━━ Dataset content ━━

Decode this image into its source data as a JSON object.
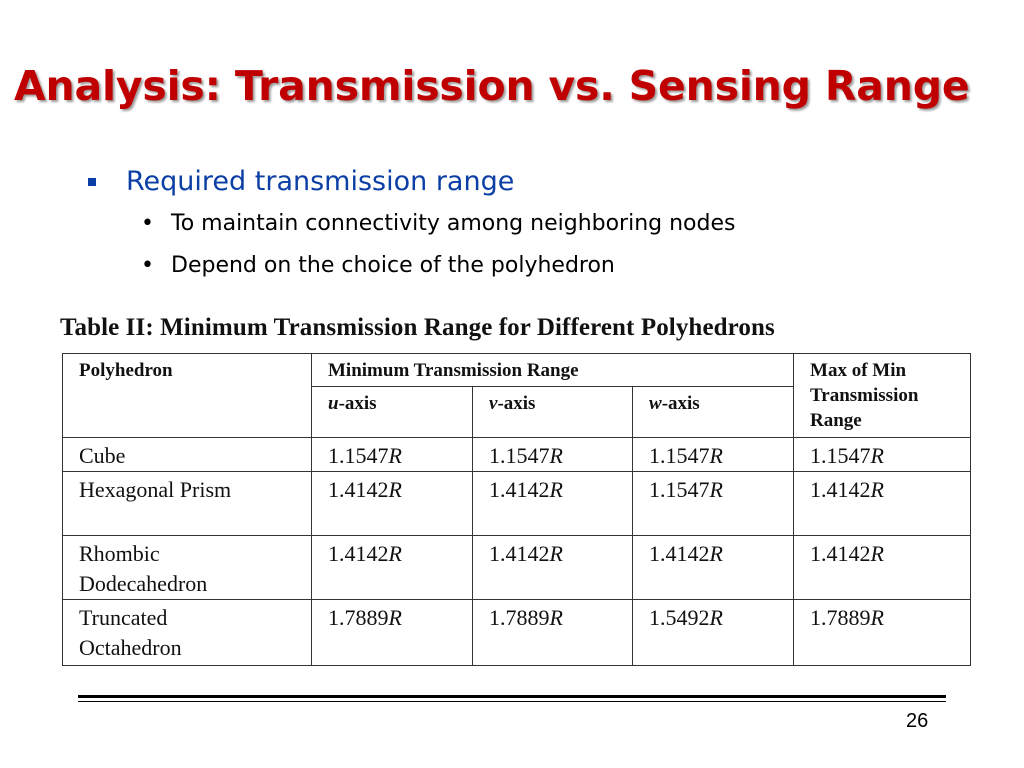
{
  "slide": {
    "title": "Analysis: Transmission vs. Sensing Range",
    "bullet": "Required transmission range",
    "sub_bullets": [
      "To maintain connectivity among neighboring nodes",
      "Depend on the choice of the polyhedron"
    ],
    "page_number": "26",
    "colors": {
      "title": "#c00000",
      "bullet": "#0b3fa6"
    }
  },
  "table": {
    "caption": "Table II: Minimum Transmission Range for Different Polyhedrons",
    "headers": {
      "polyhedron": "Polyhedron",
      "min_range": "Minimum Transmission Range",
      "u_axis_var": "u",
      "u_axis_suffix": "-axis",
      "v_axis_var": "v",
      "v_axis_suffix": "-axis",
      "w_axis_var": "w",
      "w_axis_suffix": "-axis",
      "max_of_min": "Max of Min Transmission Range"
    },
    "unit": "R",
    "rows": [
      {
        "name_line1": "Cube",
        "name_line2": "",
        "u": "1.1547",
        "v": "1.1547",
        "w": "1.1547",
        "max": "1.1547"
      },
      {
        "name_line1": "Hexagonal Prism",
        "name_line2": "",
        "u": "1.4142",
        "v": "1.4142",
        "w": "1.1547",
        "max": "1.4142"
      },
      {
        "name_line1": "Rhombic",
        "name_line2": "Dodecahedron",
        "u": "1.4142",
        "v": "1.4142",
        "w": "1.4142",
        "max": "1.4142"
      },
      {
        "name_line1": "Truncated",
        "name_line2": "Octahedron",
        "u": "1.7889",
        "v": "1.7889",
        "w": "1.5492",
        "max": "1.7889"
      }
    ]
  }
}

━━━

Note every line above where the string "title" shows up, and copy those lines.

    "title": "Analysis: Transmission vs. Sensing Range",
      "title": "#c00000",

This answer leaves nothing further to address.